**Data excerpts:**
+++

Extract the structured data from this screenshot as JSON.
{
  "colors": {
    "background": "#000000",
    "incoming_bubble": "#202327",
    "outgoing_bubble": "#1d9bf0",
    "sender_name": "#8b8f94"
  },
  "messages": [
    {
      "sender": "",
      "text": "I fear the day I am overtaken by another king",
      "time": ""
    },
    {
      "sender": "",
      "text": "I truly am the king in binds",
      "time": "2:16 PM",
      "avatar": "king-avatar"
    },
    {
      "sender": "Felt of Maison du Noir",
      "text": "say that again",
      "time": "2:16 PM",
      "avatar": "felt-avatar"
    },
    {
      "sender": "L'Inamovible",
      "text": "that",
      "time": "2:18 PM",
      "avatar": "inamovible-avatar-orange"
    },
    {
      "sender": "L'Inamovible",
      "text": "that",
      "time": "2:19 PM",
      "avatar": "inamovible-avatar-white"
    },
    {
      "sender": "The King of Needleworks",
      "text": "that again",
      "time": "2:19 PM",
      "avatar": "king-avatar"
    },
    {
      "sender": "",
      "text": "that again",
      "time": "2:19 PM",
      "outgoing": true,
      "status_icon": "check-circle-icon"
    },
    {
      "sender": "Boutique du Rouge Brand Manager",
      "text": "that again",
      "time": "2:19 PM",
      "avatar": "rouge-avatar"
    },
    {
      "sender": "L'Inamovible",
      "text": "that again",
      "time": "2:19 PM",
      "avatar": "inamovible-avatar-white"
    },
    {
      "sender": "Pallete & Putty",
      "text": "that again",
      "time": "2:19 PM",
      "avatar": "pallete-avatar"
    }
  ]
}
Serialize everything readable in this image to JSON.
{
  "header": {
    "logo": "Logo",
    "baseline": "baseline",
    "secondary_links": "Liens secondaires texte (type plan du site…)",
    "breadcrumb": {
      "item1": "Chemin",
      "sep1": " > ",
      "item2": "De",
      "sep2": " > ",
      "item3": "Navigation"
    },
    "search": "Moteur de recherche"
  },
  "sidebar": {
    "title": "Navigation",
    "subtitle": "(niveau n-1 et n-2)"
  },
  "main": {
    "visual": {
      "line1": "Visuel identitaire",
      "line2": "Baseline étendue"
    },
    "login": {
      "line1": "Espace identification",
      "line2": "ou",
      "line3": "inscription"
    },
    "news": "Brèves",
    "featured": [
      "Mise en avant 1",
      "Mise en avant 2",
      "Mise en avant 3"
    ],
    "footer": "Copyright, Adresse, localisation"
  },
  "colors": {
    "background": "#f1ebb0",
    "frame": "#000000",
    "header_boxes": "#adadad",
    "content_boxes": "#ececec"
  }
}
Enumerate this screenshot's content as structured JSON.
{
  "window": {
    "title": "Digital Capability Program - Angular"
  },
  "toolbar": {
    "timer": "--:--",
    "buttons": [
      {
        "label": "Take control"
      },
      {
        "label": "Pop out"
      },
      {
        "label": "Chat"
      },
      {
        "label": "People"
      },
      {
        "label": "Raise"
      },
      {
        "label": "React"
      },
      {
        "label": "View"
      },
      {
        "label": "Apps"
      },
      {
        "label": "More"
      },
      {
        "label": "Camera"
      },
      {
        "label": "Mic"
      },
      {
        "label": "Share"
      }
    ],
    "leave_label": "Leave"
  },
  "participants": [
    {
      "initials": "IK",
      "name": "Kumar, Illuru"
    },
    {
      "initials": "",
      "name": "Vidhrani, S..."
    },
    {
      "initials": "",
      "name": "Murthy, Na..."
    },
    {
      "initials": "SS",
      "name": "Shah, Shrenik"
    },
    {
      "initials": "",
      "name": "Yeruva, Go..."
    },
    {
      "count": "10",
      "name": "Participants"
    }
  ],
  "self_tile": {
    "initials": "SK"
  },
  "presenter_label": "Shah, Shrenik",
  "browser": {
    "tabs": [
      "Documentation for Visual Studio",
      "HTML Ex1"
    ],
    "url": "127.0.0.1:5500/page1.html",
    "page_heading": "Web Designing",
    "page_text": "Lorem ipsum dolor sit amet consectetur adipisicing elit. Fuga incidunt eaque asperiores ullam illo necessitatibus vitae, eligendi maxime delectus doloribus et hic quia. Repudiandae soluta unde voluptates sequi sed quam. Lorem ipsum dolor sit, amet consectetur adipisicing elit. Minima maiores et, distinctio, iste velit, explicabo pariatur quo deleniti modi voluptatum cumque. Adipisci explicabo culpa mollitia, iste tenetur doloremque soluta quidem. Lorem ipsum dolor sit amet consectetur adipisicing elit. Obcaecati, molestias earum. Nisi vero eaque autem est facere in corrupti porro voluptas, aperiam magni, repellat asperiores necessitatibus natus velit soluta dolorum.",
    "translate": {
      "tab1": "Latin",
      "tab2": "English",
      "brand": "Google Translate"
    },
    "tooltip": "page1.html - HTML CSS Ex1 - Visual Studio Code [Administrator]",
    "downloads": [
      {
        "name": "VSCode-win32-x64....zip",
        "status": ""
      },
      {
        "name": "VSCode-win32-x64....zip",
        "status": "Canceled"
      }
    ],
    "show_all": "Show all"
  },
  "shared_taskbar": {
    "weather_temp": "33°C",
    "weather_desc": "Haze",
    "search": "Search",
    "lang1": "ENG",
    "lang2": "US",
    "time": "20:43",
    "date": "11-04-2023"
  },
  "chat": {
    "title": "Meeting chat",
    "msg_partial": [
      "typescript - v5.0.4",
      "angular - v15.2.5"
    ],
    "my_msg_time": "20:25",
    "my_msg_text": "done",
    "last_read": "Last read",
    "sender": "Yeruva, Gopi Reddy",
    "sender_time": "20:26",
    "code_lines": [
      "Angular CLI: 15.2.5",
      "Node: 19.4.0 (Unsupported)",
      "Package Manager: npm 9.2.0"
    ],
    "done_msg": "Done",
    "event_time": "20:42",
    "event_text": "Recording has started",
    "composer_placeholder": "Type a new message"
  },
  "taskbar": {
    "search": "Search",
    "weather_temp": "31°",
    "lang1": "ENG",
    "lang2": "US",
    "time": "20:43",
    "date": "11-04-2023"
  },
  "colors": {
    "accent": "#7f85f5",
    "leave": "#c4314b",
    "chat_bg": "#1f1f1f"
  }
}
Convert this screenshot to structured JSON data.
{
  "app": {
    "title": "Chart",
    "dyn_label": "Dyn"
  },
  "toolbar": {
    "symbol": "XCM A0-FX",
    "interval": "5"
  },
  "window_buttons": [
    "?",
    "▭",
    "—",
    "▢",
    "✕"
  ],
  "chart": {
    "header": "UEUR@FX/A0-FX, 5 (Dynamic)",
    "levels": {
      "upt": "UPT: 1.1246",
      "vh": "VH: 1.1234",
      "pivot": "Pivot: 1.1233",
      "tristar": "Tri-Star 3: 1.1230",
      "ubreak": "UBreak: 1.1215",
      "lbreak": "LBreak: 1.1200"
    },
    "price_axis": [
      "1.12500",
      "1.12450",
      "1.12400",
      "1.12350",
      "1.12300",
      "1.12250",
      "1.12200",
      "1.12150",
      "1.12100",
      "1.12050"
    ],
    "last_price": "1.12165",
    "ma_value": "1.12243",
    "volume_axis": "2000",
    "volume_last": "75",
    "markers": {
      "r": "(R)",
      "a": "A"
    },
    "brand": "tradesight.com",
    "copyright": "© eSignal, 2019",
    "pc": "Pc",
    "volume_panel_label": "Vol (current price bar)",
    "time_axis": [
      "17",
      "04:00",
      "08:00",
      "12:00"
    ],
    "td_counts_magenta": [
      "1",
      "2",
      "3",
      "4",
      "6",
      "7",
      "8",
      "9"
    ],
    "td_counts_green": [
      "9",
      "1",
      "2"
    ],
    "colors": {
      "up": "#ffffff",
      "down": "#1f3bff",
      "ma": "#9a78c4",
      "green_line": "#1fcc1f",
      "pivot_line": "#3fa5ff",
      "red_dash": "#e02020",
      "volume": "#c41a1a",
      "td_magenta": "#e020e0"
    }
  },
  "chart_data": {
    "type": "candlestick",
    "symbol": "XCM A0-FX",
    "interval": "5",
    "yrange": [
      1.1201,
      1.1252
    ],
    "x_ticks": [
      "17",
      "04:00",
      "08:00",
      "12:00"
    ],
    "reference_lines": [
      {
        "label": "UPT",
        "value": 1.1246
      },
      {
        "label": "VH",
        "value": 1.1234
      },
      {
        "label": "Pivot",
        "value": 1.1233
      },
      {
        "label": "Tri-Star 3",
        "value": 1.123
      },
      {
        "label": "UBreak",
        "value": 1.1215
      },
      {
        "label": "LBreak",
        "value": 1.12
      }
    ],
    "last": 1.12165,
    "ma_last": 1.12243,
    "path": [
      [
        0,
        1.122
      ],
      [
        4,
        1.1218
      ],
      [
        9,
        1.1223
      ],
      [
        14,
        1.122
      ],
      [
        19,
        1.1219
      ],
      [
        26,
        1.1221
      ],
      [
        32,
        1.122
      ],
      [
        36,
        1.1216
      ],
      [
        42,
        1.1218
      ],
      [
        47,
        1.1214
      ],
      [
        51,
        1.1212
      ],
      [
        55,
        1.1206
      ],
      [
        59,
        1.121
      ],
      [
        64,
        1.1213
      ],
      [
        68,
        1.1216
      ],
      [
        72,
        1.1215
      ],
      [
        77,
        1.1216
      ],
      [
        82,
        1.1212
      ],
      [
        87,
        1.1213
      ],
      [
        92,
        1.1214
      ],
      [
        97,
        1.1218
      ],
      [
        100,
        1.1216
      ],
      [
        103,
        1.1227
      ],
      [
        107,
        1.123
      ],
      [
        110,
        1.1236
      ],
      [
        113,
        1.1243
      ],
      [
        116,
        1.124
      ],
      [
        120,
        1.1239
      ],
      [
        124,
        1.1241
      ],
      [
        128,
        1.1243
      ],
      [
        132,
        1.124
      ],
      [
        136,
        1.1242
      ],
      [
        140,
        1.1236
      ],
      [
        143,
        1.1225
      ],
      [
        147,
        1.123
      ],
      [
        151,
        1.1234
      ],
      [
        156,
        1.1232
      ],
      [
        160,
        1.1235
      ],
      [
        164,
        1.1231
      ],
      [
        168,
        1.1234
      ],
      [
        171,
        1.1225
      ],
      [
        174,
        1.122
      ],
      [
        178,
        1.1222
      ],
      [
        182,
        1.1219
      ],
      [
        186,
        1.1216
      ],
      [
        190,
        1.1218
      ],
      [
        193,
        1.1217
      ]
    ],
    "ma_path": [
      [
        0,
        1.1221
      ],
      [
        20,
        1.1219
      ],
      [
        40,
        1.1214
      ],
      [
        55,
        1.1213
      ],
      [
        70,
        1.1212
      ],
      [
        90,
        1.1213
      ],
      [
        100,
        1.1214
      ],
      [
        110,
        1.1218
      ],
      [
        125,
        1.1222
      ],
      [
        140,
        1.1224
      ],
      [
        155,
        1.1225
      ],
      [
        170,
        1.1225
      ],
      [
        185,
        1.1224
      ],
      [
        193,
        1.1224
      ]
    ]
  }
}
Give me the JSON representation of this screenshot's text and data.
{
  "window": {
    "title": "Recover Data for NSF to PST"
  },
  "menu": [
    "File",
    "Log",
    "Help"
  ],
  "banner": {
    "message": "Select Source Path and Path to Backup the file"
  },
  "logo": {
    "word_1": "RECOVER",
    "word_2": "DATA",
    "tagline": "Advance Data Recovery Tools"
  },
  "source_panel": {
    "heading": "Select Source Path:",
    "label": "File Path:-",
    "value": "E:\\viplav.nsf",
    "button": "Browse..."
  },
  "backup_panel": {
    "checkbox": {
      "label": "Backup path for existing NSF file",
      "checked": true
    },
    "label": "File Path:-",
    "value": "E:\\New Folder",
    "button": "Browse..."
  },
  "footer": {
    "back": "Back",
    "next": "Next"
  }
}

+++

**Exercise directions:** Look through the data and gather every line with the string "Navigation" in it.

**Output for this exercise:**
      "item3": "Navigation"
    "title": "Navigation",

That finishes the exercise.